(Collected data)
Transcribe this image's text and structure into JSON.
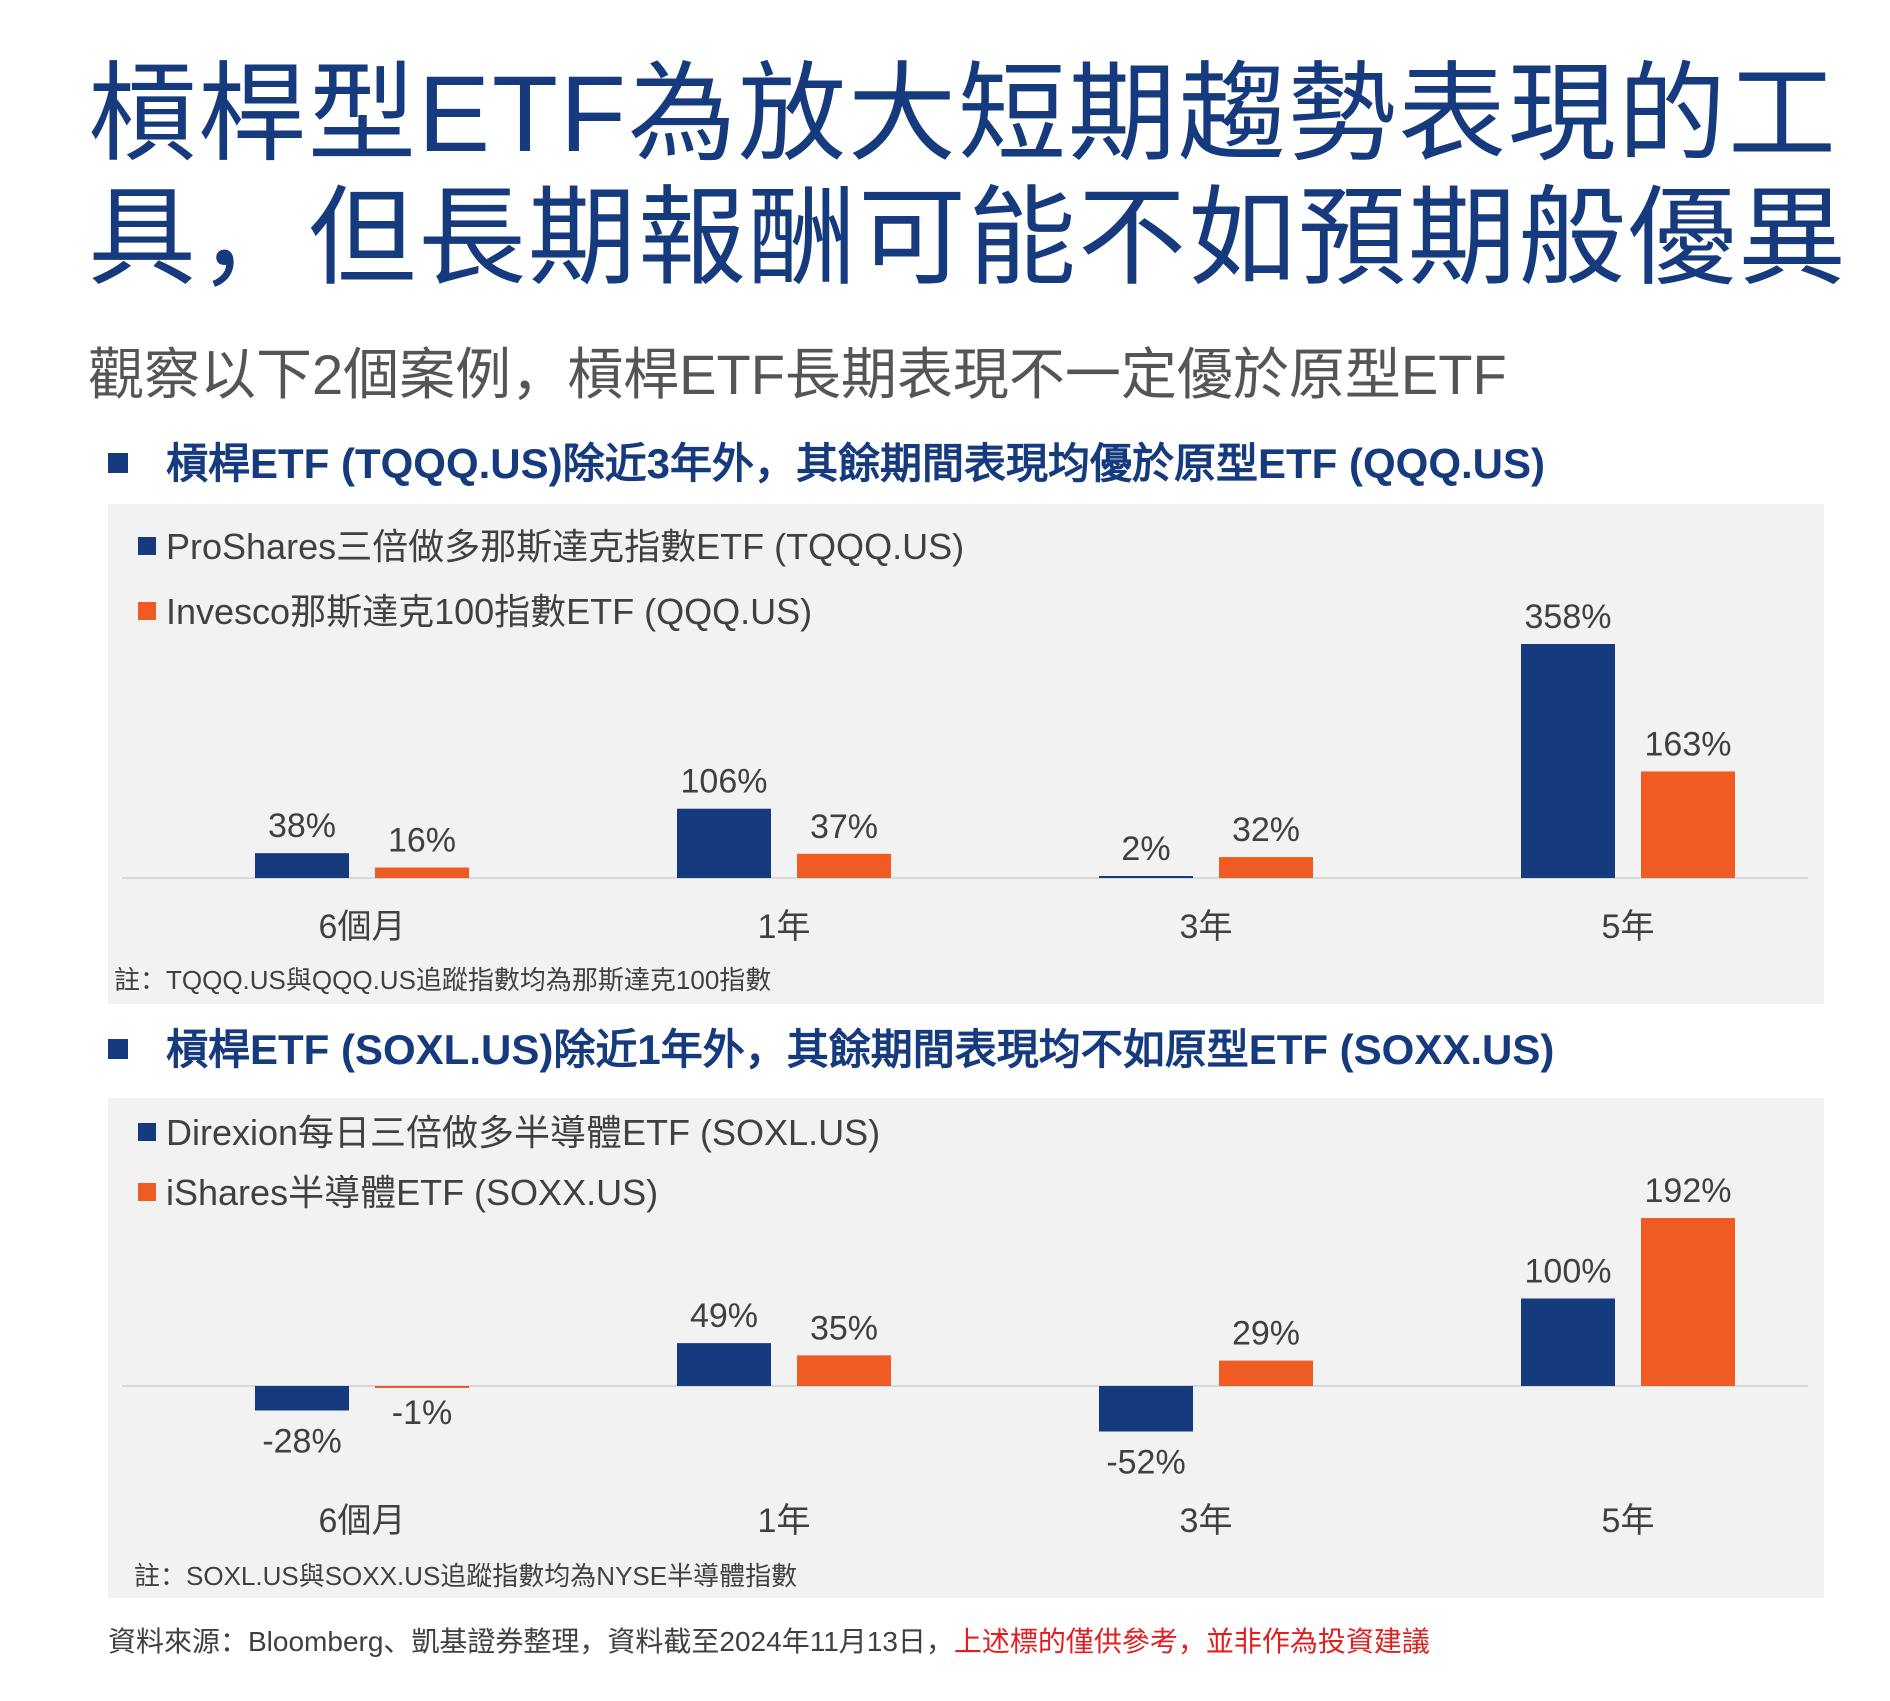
{
  "title": "槓桿型ETF為放大短期趨勢表現的工具，但長期報酬可能不如預期般優異",
  "subtitle": "觀察以下2個案例，槓桿ETF長期表現不一定優於原型ETF",
  "colors": {
    "navy": "#163a7e",
    "orange": "#f05a23",
    "panel": "#f2f2f2"
  },
  "sections": [
    {
      "heading": "槓桿ETF (TQQQ.US)除近3年外，其餘期間表現均優於原型ETF (QQQ.US)",
      "note": "註：TQQQ.US與QQQ.US追蹤指數均為那斯達克100指數"
    },
    {
      "heading": "槓桿ETF (SOXL.US)除近1年外，其餘期間表現均不如原型ETF (SOXX.US)",
      "note": "註：SOXL.US與SOXX.US追蹤指數均為NYSE半導體指數"
    }
  ],
  "chart_data": [
    {
      "type": "bar",
      "categories": [
        "6個月",
        "1年",
        "3年",
        "5年"
      ],
      "series": [
        {
          "name": "ProShares三倍做多那斯達克指數ETF (TQQQ.US)",
          "values": [
            38,
            106,
            2,
            358
          ],
          "labels": [
            "38%",
            "106%",
            "2%",
            "358%"
          ],
          "color": "#163a7e"
        },
        {
          "name": "Invesco那斯達克100指數ETF (QQQ.US)",
          "values": [
            16,
            37,
            32,
            163
          ],
          "labels": [
            "16%",
            "37%",
            "32%",
            "163%"
          ],
          "color": "#f05a23"
        }
      ],
      "ylim": [
        0,
        358
      ],
      "legend": "top-left"
    },
    {
      "type": "bar",
      "categories": [
        "6個月",
        "1年",
        "3年",
        "5年"
      ],
      "series": [
        {
          "name": "Direxion每日三倍做多半導體ETF (SOXL.US)",
          "values": [
            -28,
            49,
            -52,
            100
          ],
          "labels": [
            "-28%",
            "49%",
            "-52%",
            "100%"
          ],
          "color": "#163a7e"
        },
        {
          "name": "iShares半導體ETF (SOXX.US)",
          "values": [
            -1,
            35,
            29,
            192
          ],
          "labels": [
            "-1%",
            "35%",
            "29%",
            "192%"
          ],
          "color": "#f05a23"
        }
      ],
      "ylim": [
        -52,
        192
      ],
      "legend": "top-left"
    }
  ],
  "source": {
    "text": "資料來源：Bloomberg、凱基證券整理，資料截至2024年11月13日，",
    "disclaimer": "上述標的僅供參考，並非作為投資建議"
  }
}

* _WRITTEN TASK_:
Repeat the data exactly, excluding the pictures.

* _SOLUTION TO THE PROBLEM_:
Transcribe this image's text and structure into JSON.
{
  "title": "槓桿型ETF為放大短期趨勢表現的工具，但長期報酬可能不如預期般優異",
  "subtitle": "觀察以下2個案例，槓桿ETF長期表現不一定優於原型ETF",
  "colors": {
    "navy": "#163a7e",
    "orange": "#f05a23",
    "panel": "#f2f2f2"
  },
  "sections": [
    {
      "heading": "槓桿ETF (TQQQ.US)除近3年外，其餘期間表現均優於原型ETF (QQQ.US)",
      "note": "註：TQQQ.US與QQQ.US追蹤指數均為那斯達克100指數"
    },
    {
      "heading": "槓桿ETF (SOXL.US)除近1年外，其餘期間表現均不如原型ETF (SOXX.US)",
      "note": "註：SOXL.US與SOXX.US追蹤指數均為NYSE半導體指數"
    }
  ],
  "chart_data": [
    {
      "type": "bar",
      "categories": [
        "6個月",
        "1年",
        "3年",
        "5年"
      ],
      "series": [
        {
          "name": "ProShares三倍做多那斯達克指數ETF (TQQQ.US)",
          "values": [
            38,
            106,
            2,
            358
          ],
          "labels": [
            "38%",
            "106%",
            "2%",
            "358%"
          ],
          "color": "#163a7e"
        },
        {
          "name": "Invesco那斯達克100指數ETF (QQQ.US)",
          "values": [
            16,
            37,
            32,
            163
          ],
          "labels": [
            "16%",
            "37%",
            "32%",
            "163%"
          ],
          "color": "#f05a23"
        }
      ],
      "ylim": [
        0,
        358
      ],
      "legend": "top-left"
    },
    {
      "type": "bar",
      "categories": [
        "6個月",
        "1年",
        "3年",
        "5年"
      ],
      "series": [
        {
          "name": "Direxion每日三倍做多半導體ETF (SOXL.US)",
          "values": [
            -28,
            49,
            -52,
            100
          ],
          "labels": [
            "-28%",
            "49%",
            "-52%",
            "100%"
          ],
          "color": "#163a7e"
        },
        {
          "name": "iShares半導體ETF (SOXX.US)",
          "values": [
            -1,
            35,
            29,
            192
          ],
          "labels": [
            "-1%",
            "35%",
            "29%",
            "192%"
          ],
          "color": "#f05a23"
        }
      ],
      "ylim": [
        -52,
        192
      ],
      "legend": "top-left"
    }
  ],
  "source": {
    "text": "資料來源：Bloomberg、凱基證券整理，資料截至2024年11月13日，",
    "disclaimer": "上述標的僅供參考，並非作為投資建議"
  }
}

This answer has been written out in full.